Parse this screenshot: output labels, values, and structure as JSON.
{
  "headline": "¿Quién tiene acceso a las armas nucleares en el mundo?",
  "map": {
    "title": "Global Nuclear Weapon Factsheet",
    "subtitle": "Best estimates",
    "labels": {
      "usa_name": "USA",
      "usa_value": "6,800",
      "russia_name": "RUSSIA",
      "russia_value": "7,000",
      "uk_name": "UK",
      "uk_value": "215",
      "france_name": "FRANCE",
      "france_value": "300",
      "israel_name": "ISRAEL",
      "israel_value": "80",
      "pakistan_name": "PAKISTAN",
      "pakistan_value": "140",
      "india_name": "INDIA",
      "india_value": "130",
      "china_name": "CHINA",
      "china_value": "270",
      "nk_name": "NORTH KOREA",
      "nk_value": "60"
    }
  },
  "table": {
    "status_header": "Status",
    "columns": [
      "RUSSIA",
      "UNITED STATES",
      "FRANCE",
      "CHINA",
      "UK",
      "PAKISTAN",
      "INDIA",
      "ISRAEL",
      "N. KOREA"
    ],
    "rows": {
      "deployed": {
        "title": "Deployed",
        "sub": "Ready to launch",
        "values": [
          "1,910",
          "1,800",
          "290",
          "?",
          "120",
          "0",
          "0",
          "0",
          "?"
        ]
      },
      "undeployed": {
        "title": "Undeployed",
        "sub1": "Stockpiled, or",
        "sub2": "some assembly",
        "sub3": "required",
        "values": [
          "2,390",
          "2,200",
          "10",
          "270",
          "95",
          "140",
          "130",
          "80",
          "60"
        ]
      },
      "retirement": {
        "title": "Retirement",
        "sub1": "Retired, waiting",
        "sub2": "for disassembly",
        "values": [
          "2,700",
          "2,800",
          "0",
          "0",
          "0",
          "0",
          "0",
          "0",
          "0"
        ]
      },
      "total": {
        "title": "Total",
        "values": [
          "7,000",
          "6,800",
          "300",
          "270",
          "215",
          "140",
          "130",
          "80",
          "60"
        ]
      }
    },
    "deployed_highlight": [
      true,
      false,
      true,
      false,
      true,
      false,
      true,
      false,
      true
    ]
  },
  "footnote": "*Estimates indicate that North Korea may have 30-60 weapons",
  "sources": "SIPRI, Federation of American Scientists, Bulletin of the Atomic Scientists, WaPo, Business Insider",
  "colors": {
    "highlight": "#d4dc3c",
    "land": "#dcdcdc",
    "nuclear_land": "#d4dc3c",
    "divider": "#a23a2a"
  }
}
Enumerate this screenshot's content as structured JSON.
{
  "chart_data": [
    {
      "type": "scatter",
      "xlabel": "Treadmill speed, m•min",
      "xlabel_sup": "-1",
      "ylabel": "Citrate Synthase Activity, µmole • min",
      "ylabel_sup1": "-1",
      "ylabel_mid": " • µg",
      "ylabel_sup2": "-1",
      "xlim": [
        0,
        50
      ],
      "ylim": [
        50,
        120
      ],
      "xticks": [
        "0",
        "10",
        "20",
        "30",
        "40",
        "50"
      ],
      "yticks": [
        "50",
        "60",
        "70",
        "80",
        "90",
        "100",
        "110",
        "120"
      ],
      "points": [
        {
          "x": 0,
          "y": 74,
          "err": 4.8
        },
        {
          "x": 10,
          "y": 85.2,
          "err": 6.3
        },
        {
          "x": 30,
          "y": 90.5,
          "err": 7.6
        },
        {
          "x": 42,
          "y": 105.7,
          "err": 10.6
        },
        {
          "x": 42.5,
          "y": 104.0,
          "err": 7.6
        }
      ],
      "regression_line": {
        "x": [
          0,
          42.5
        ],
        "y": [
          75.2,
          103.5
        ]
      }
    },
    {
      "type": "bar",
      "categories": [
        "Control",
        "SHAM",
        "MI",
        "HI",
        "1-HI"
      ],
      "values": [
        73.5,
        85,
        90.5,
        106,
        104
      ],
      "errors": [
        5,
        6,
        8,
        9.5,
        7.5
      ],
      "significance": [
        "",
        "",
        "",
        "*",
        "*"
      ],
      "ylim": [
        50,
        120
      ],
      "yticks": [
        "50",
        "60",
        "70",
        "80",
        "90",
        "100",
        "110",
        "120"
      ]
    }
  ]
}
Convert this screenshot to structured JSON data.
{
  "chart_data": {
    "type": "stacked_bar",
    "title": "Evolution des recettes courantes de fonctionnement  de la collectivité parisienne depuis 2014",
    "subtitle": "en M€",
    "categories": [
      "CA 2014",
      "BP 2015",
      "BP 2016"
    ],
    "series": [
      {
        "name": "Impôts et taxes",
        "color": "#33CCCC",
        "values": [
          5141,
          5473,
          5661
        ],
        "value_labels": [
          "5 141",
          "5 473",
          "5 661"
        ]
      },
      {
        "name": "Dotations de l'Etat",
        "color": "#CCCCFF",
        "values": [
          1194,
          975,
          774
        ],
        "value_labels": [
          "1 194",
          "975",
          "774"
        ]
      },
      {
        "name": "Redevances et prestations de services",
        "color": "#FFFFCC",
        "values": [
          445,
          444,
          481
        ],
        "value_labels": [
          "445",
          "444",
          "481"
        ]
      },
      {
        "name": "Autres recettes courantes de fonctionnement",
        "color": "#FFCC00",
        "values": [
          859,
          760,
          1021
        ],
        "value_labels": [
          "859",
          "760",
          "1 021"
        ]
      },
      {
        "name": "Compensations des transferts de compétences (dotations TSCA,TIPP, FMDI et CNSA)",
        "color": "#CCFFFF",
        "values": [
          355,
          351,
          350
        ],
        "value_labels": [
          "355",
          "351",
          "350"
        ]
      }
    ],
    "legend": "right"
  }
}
:::
### Task details
Every entry must be quoted exactly as it appears above.

### The solution
Parse this screenshot: output labels, values, and structure as JSON.
{
  "headline": "¿Quién tiene acceso a las armas nucleares en el mundo?",
  "map": {
    "title": "Global Nuclear Weapon Factsheet",
    "subtitle": "Best estimates",
    "labels": {
      "usa_name": "USA",
      "usa_value": "6,800",
      "russia_name": "RUSSIA",
      "russia_value": "7,000",
      "uk_name": "UK",
      "uk_value": "215",
      "france_name": "FRANCE",
      "france_value": "300",
      "israel_name": "ISRAEL",
      "israel_value": "80",
      "pakistan_name": "PAKISTAN",
      "pakistan_value": "140",
      "india_name": "INDIA",
      "india_value": "130",
      "china_name": "CHINA",
      "china_value": "270",
      "nk_name": "NORTH KOREA",
      "nk_value": "60"
    }
  },
  "table": {
    "status_header": "Status",
    "columns": [
      "RUSSIA",
      "UNITED STATES",
      "FRANCE",
      "CHINA",
      "UK",
      "PAKISTAN",
      "INDIA",
      "ISRAEL",
      "N. KOREA"
    ],
    "rows": {
      "deployed": {
        "title": "Deployed",
        "sub": "Ready to launch",
        "values": [
          "1,910",
          "1,800",
          "290",
          "?",
          "120",
          "0",
          "0",
          "0",
          "?"
        ]
      },
      "undeployed": {
        "title": "Undeployed",
        "sub1": "Stockpiled, or",
        "sub2": "some assembly",
        "sub3": "required",
        "values": [
          "2,390",
          "2,200",
          "10",
          "270",
          "95",
          "140",
          "130",
          "80",
          "60"
        ]
      },
      "retirement": {
        "title": "Retirement",
        "sub1": "Retired, waiting",
        "sub2": "for disassembly",
        "values": [
          "2,700",
          "2,800",
          "0",
          "0",
          "0",
          "0",
          "0",
          "0",
          "0"
        ]
      },
      "total": {
        "title": "Total",
        "values": [
          "7,000",
          "6,800",
          "300",
          "270",
          "215",
          "140",
          "130",
          "80",
          "60"
        ]
      }
    },
    "deployed_highlight": [
      true,
      false,
      true,
      false,
      true,
      false,
      true,
      false,
      true
    ]
  },
  "footnote": "*Estimates indicate that North Korea may have 30-60 weapons",
  "sources": "SIPRI, Federation of American Scientists, Bulletin of the Atomic Scientists, WaPo, Business Insider",
  "colors": {
    "highlight": "#d4dc3c",
    "land": "#dcdcdc",
    "nuclear_land": "#d4dc3c",
    "divider": "#a23a2a"
  }
}
Enumerate this screenshot's content as structured JSON.
{
  "chart_data": [
    {
      "type": "scatter",
      "xlabel": "Treadmill speed, m•min",
      "xlabel_sup": "-1",
      "ylabel": "Citrate Synthase Activity, µmole • min",
      "ylabel_sup1": "-1",
      "ylabel_mid": " • µg",
      "ylabel_sup2": "-1",
      "xlim": [
        0,
        50
      ],
      "ylim": [
        50,
        120
      ],
      "xticks": [
        "0",
        "10",
        "20",
        "30",
        "40",
        "50"
      ],
      "yticks": [
        "50",
        "60",
        "70",
        "80",
        "90",
        "100",
        "110",
        "120"
      ],
      "points": [
        {
          "x": 0,
          "y": 74,
          "err": 4.8
        },
        {
          "x": 10,
          "y": 85.2,
          "err": 6.3
        },
        {
          "x": 30,
          "y": 90.5,
          "err": 7.6
        },
        {
          "x": 42,
          "y": 105.7,
          "err": 10.6
        },
        {
          "x": 42.5,
          "y": 104.0,
          "err": 7.6
        }
      ],
      "regression_line": {
        "x": [
          0,
          42.5
        ],
        "y": [
          75.2,
          103.5
        ]
      }
    },
    {
      "type": "bar",
      "categories": [
        "Control",
        "SHAM",
        "MI",
        "HI",
        "1-HI"
      ],
      "values": [
        73.5,
        85,
        90.5,
        106,
        104
      ],
      "errors": [
        5,
        6,
        8,
        9.5,
        7.5
      ],
      "significance": [
        "",
        "",
        "",
        "*",
        "*"
      ],
      "ylim": [
        50,
        120
      ],
      "yticks": [
        "50",
        "60",
        "70",
        "80",
        "90",
        "100",
        "110",
        "120"
      ]
    }
  ]
}
Convert this screenshot to structured JSON data.
{
  "chart_data": {
    "type": "stacked_bar",
    "title": "Evolution des recettes courantes de fonctionnement  de la collectivité parisienne depuis 2014",
    "subtitle": "en M€",
    "categories": [
      "CA 2014",
      "BP 2015",
      "BP 2016"
    ],
    "series": [
      {
        "name": "Impôts et taxes",
        "color": "#33CCCC",
        "values": [
          5141,
          5473,
          5661
        ],
        "value_labels": [
          "5 141",
          "5 473",
          "5 661"
        ]
      },
      {
        "name": "Dotations de l'Etat",
        "color": "#CCCCFF",
        "values": [
          1194,
          975,
          774
        ],
        "value_labels": [
          "1 194",
          "975",
          "774"
        ]
      },
      {
        "name": "Redevances et prestations de services",
        "color": "#FFFFCC",
        "values": [
          445,
          444,
          481
        ],
        "value_labels": [
          "445",
          "444",
          "481"
        ]
      },
      {
        "name": "Autres recettes courantes de fonctionnement",
        "color": "#FFCC00",
        "values": [
          859,
          760,
          1021
        ],
        "value_labels": [
          "859",
          "760",
          "1 021"
        ]
      },
      {
        "name": "Compensations des transferts de compétences (dotations TSCA,TIPP, FMDI et CNSA)",
        "color": "#CCFFFF",
        "values": [
          355,
          351,
          350
        ],
        "value_labels": [
          "355",
          "351",
          "350"
        ]
      }
    ],
    "legend": "right"
  }
}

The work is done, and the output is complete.